* [Task brief] Using the data below, repeat all of it precisely.

Excerpts from a figure dataset:

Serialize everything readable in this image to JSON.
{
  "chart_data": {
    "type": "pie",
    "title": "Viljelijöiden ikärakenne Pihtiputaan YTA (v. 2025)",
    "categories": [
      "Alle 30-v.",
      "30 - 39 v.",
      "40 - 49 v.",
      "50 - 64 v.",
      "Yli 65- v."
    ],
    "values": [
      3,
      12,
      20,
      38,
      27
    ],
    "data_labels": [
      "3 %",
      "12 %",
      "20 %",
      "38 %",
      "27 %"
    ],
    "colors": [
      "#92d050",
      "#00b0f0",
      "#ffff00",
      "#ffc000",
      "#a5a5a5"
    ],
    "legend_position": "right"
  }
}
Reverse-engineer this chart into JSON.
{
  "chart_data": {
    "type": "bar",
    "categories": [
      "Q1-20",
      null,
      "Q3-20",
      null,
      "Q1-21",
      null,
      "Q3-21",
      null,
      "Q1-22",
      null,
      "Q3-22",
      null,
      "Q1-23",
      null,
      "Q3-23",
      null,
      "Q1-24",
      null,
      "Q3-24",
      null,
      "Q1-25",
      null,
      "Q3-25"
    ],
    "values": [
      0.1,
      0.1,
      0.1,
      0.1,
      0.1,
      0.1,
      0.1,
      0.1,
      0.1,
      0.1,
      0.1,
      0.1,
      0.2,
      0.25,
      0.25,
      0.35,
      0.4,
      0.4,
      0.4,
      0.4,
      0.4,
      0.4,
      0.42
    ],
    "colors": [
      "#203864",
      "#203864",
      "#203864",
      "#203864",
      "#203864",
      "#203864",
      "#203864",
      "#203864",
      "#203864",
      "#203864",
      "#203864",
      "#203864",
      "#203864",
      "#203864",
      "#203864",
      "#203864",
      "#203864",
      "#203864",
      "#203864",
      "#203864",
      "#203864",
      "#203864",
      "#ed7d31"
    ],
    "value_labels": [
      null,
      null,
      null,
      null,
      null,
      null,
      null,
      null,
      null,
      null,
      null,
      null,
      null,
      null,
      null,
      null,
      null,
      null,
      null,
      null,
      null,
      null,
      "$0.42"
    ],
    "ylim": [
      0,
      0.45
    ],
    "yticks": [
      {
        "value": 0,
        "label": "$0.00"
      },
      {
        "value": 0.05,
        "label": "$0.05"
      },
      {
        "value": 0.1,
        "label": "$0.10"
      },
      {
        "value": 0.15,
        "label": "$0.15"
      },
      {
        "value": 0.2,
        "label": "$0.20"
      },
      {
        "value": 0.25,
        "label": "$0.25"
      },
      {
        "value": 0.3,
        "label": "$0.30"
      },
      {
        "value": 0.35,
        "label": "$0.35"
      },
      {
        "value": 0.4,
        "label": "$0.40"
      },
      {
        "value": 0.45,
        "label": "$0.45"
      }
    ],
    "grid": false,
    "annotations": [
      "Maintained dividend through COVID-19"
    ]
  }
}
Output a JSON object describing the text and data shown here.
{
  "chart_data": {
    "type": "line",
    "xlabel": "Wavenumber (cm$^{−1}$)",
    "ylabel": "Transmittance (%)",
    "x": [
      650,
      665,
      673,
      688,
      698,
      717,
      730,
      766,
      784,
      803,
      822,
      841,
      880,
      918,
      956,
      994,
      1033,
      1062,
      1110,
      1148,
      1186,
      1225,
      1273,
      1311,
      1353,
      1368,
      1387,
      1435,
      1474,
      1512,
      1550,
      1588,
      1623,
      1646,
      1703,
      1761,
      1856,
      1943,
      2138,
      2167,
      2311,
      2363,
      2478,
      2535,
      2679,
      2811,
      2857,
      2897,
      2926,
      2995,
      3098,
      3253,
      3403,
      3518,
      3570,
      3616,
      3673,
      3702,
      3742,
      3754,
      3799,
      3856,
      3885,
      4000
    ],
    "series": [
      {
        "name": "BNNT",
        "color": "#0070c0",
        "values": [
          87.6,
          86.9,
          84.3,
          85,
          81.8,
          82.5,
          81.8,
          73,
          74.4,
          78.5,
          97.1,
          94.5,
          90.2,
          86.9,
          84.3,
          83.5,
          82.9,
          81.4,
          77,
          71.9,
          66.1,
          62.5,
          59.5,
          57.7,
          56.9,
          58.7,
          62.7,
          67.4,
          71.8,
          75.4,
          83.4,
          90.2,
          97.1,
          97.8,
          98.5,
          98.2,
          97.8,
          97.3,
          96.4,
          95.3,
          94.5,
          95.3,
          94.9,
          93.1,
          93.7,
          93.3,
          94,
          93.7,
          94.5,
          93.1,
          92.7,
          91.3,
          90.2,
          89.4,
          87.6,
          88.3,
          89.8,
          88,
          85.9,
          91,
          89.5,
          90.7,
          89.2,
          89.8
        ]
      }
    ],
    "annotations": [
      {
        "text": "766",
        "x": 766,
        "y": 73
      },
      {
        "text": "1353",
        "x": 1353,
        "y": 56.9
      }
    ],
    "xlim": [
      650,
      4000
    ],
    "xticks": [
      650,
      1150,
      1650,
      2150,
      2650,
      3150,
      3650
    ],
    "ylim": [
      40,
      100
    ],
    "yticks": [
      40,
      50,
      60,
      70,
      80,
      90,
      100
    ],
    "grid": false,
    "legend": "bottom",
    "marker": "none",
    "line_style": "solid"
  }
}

* [The response]
Serialize everything readable in this image to JSON.
{
  "chart_data": {
    "type": "pie",
    "title": "Viljelijöiden ikärakenne Pihtiputaan YTA (v. 2025)",
    "categories": [
      "Alle 30-v.",
      "30 - 39 v.",
      "40 - 49 v.",
      "50 - 64 v.",
      "Yli 65- v."
    ],
    "values": [
      3,
      12,
      20,
      38,
      27
    ],
    "data_labels": [
      "3 %",
      "12 %",
      "20 %",
      "38 %",
      "27 %"
    ],
    "colors": [
      "#92d050",
      "#00b0f0",
      "#ffff00",
      "#ffc000",
      "#a5a5a5"
    ],
    "legend_position": "right"
  }
}
Reverse-engineer this chart into JSON.
{
  "chart_data": {
    "type": "bar",
    "categories": [
      "Q1-20",
      null,
      "Q3-20",
      null,
      "Q1-21",
      null,
      "Q3-21",
      null,
      "Q1-22",
      null,
      "Q3-22",
      null,
      "Q1-23",
      null,
      "Q3-23",
      null,
      "Q1-24",
      null,
      "Q3-24",
      null,
      "Q1-25",
      null,
      "Q3-25"
    ],
    "values": [
      0.1,
      0.1,
      0.1,
      0.1,
      0.1,
      0.1,
      0.1,
      0.1,
      0.1,
      0.1,
      0.1,
      0.1,
      0.2,
      0.25,
      0.25,
      0.35,
      0.4,
      0.4,
      0.4,
      0.4,
      0.4,
      0.4,
      0.42
    ],
    "colors": [
      "#203864",
      "#203864",
      "#203864",
      "#203864",
      "#203864",
      "#203864",
      "#203864",
      "#203864",
      "#203864",
      "#203864",
      "#203864",
      "#203864",
      "#203864",
      "#203864",
      "#203864",
      "#203864",
      "#203864",
      "#203864",
      "#203864",
      "#203864",
      "#203864",
      "#203864",
      "#ed7d31"
    ],
    "value_labels": [
      null,
      null,
      null,
      null,
      null,
      null,
      null,
      null,
      null,
      null,
      null,
      null,
      null,
      null,
      null,
      null,
      null,
      null,
      null,
      null,
      null,
      null,
      "$0.42"
    ],
    "ylim": [
      0,
      0.45
    ],
    "yticks": [
      {
        "value": 0,
        "label": "$0.00"
      },
      {
        "value": 0.05,
        "label": "$0.05"
      },
      {
        "value": 0.1,
        "label": "$0.10"
      },
      {
        "value": 0.15,
        "label": "$0.15"
      },
      {
        "value": 0.2,
        "label": "$0.20"
      },
      {
        "value": 0.25,
        "label": "$0.25"
      },
      {
        "value": 0.3,
        "label": "$0.30"
      },
      {
        "value": 0.35,
        "label": "$0.35"
      },
      {
        "value": 0.4,
        "label": "$0.40"
      },
      {
        "value": 0.45,
        "label": "$0.45"
      }
    ],
    "grid": false,
    "annotations": [
      "Maintained dividend through COVID-19"
    ]
  }
}
Output a JSON object describing the text and data shown here.
{
  "chart_data": {
    "type": "line",
    "xlabel": "Wavenumber (cm$^{−1}$)",
    "ylabel": "Transmittance (%)",
    "x": [
      650,
      665,
      673,
      688,
      698,
      717,
      730,
      766,
      784,
      803,
      822,
      841,
      880,
      918,
      956,
      994,
      1033,
      1062,
      1110,
      1148,
      1186,
      1225,
      1273,
      1311,
      1353,
      1368,
      1387,
      1435,
      1474,
      1512,
      1550,
      1588,
      1623,
      1646,
      1703,
      1761,
      1856,
      1943,
      2138,
      2167,
      2311,
      2363,
      2478,
      2535,
      2679,
      2811,
      2857,
      2897,
      2926,
      2995,
      3098,
      3253,
      3403,
      3518,
      3570,
      3616,
      3673,
      3702,
      3742,
      3754,
      3799,
      3856,
      3885,
      4000
    ],
    "series": [
      {
        "name": "BNNT",
        "color": "#0070c0",
        "values": [
          87.6,
          86.9,
          84.3,
          85,
          81.8,
          82.5,
          81.8,
          73,
          74.4,
          78.5,
          97.1,
          94.5,
          90.2,
          86.9,
          84.3,
          83.5,
          82.9,
          81.4,
          77,
          71.9,
          66.1,
          62.5,
          59.5,
          57.7,
          56.9,
          58.7,
          62.7,
          67.4,
          71.8,
          75.4,
          83.4,
          90.2,
          97.1,
          97.8,
          98.5,
          98.2,
          97.8,
          97.3,
          96.4,
          95.3,
          94.5,
          95.3,
          94.9,
          93.1,
          93.7,
          93.3,
          94,
          93.7,
          94.5,
          93.1,
          92.7,
          91.3,
          90.2,
          89.4,
          87.6,
          88.3,
          89.8,
          88,
          85.9,
          91,
          89.5,
          90.7,
          89.2,
          89.8
        ]
      }
    ],
    "annotations": [
      {
        "text": "766",
        "x": 766,
        "y": 73
      },
      {
        "text": "1353",
        "x": 1353,
        "y": 56.9
      }
    ],
    "xlim": [
      650,
      4000
    ],
    "xticks": [
      650,
      1150,
      1650,
      2150,
      2650,
      3150,
      3650
    ],
    "ylim": [
      40,
      100
    ],
    "yticks": [
      40,
      50,
      60,
      70,
      80,
      90,
      100
    ],
    "grid": false,
    "legend": "bottom",
    "marker": "none",
    "line_style": "solid"
  }
}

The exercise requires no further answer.